**Required task:**
Find and copy each line of the records where the string "twitter" shows up.

--- Start Recorded data ---

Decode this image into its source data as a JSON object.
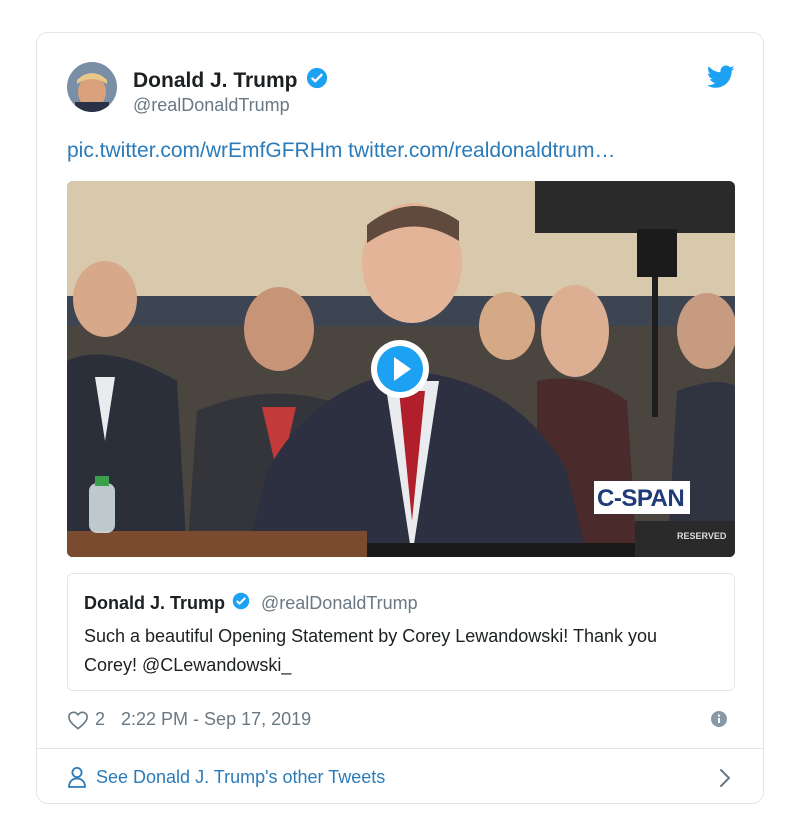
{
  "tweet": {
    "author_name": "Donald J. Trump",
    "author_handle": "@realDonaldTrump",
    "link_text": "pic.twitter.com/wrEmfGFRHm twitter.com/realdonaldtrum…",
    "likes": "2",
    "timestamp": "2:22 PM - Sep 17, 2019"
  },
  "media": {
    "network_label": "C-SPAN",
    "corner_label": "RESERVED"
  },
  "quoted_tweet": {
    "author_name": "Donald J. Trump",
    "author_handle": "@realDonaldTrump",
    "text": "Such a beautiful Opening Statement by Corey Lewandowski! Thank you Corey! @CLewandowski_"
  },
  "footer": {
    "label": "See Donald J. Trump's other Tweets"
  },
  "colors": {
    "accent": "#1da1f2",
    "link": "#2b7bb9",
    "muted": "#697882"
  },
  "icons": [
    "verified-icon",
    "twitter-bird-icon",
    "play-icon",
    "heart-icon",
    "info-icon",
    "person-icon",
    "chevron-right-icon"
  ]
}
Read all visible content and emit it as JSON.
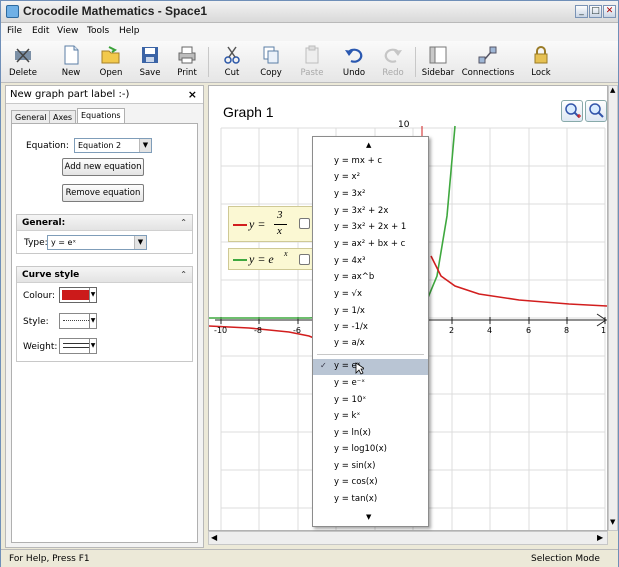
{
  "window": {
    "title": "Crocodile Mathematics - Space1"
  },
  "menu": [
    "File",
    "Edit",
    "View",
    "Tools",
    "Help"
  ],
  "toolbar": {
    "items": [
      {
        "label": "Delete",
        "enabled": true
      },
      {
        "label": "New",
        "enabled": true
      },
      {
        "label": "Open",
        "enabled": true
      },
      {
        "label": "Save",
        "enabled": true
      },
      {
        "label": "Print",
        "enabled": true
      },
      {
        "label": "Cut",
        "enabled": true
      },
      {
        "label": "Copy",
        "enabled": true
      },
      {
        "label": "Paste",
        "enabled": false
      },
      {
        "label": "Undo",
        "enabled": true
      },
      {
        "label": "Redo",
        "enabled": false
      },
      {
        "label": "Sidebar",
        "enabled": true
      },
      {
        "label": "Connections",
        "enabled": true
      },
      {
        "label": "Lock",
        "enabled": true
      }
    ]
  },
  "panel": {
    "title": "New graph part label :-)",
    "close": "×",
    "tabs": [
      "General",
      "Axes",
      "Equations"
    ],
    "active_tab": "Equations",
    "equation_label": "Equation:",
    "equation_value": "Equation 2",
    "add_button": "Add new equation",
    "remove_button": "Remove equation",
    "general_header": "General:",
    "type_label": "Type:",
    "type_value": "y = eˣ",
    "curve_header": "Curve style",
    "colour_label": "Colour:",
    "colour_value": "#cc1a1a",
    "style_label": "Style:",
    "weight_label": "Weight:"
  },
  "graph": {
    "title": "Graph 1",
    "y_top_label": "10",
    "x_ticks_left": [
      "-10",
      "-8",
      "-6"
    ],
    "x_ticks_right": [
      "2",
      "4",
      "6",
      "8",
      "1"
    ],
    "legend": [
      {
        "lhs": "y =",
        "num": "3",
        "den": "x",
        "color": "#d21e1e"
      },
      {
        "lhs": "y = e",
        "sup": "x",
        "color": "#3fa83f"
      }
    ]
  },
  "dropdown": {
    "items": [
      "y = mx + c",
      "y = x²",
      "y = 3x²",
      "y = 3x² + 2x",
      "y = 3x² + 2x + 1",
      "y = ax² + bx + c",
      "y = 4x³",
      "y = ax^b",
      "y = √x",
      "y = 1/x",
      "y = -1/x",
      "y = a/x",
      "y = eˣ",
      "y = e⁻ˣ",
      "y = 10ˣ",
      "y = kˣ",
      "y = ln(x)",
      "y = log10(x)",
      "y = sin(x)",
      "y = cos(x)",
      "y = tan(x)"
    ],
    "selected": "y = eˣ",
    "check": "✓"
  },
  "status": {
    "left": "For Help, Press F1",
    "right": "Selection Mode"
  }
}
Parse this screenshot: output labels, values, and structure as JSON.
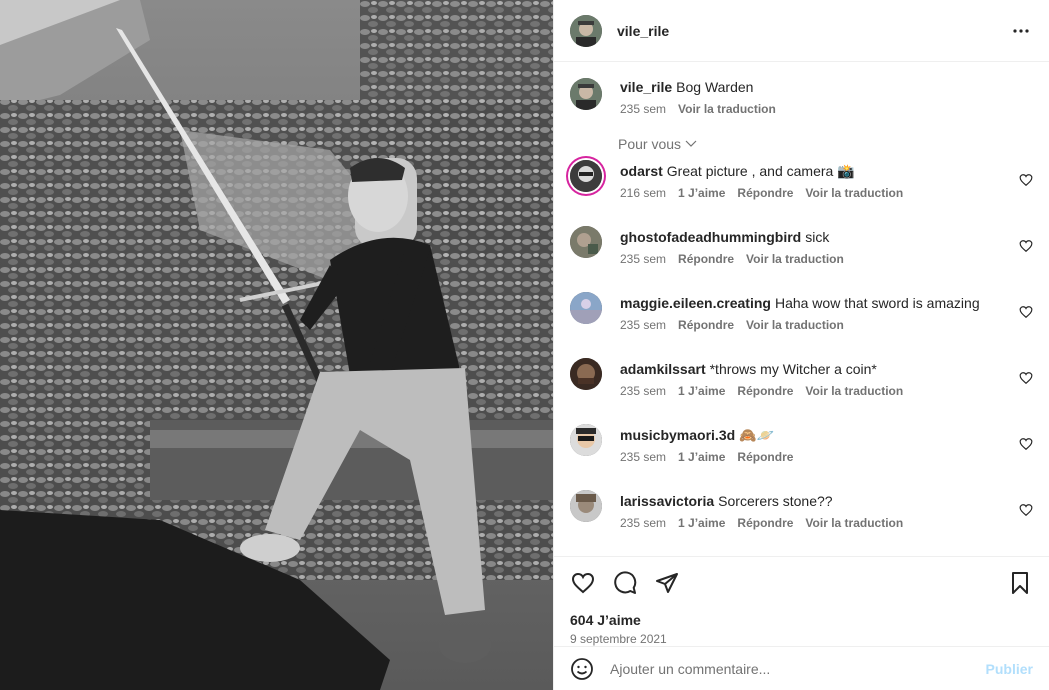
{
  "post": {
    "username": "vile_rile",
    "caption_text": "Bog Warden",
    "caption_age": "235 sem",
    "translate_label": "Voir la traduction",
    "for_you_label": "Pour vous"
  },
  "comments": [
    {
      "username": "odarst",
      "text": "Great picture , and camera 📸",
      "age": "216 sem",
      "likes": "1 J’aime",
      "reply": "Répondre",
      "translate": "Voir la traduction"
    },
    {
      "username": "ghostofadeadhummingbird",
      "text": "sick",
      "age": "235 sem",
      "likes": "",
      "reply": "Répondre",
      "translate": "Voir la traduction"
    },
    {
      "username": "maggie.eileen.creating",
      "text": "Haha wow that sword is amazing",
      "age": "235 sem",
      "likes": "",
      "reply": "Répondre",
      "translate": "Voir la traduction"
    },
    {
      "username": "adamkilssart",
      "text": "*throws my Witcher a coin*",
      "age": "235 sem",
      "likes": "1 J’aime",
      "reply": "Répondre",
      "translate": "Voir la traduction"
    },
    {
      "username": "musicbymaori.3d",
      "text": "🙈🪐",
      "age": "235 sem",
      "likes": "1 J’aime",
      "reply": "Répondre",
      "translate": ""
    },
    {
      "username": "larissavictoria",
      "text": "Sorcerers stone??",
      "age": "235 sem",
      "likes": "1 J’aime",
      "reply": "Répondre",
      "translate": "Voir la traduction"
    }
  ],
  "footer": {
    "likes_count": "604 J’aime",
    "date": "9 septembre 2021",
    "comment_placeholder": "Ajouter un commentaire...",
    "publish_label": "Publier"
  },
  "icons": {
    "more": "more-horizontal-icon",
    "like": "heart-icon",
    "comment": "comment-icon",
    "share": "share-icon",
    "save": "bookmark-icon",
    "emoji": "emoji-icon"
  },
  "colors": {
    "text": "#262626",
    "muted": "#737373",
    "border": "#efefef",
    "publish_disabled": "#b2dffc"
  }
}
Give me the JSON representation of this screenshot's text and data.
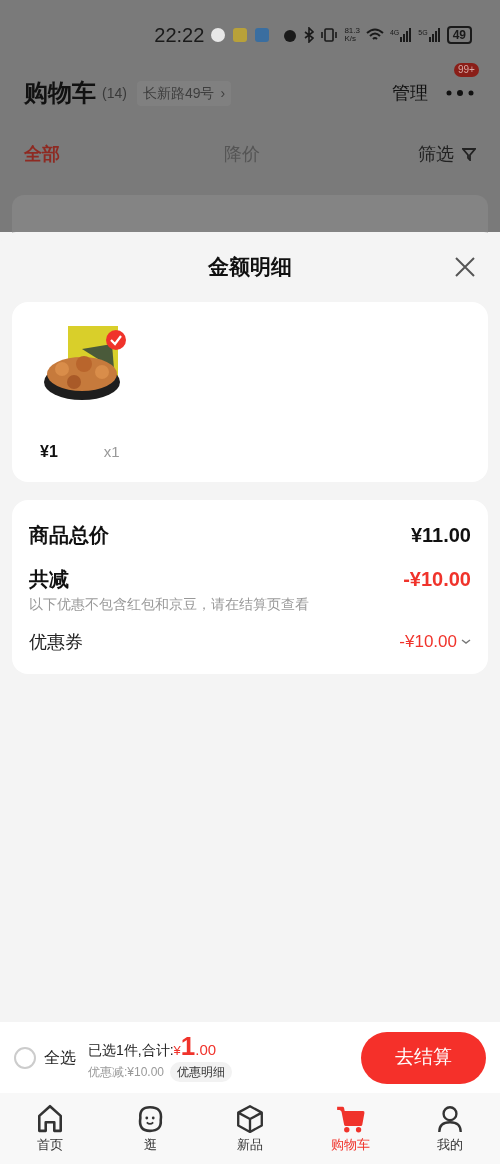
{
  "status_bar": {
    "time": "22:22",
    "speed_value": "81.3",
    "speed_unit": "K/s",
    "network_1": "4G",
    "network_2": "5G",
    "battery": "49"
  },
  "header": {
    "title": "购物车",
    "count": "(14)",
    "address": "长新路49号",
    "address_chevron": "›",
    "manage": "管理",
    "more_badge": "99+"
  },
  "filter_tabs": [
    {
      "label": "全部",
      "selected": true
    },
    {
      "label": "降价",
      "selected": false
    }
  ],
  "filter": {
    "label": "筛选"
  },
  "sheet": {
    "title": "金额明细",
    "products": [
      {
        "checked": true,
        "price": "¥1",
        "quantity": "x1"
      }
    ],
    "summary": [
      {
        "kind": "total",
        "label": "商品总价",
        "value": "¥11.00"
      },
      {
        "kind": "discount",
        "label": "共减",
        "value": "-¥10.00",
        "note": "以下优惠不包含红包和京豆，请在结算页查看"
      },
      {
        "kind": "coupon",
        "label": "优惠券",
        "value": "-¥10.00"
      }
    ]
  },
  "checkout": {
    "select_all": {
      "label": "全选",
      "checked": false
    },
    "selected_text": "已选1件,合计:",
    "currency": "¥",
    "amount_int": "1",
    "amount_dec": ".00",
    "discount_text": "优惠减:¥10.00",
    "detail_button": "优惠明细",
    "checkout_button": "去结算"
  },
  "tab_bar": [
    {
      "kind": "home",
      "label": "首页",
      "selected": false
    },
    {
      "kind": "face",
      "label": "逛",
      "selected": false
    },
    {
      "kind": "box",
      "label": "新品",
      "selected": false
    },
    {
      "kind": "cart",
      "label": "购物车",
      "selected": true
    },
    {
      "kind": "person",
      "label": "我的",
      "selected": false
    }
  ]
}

--- End Recorded data ---

**Answer to the problem:**
    "link_text": "pic.twitter.com/wrEmfGFRHm twitter.com/realdonaldtrum…",
    "twitter-bird-icon",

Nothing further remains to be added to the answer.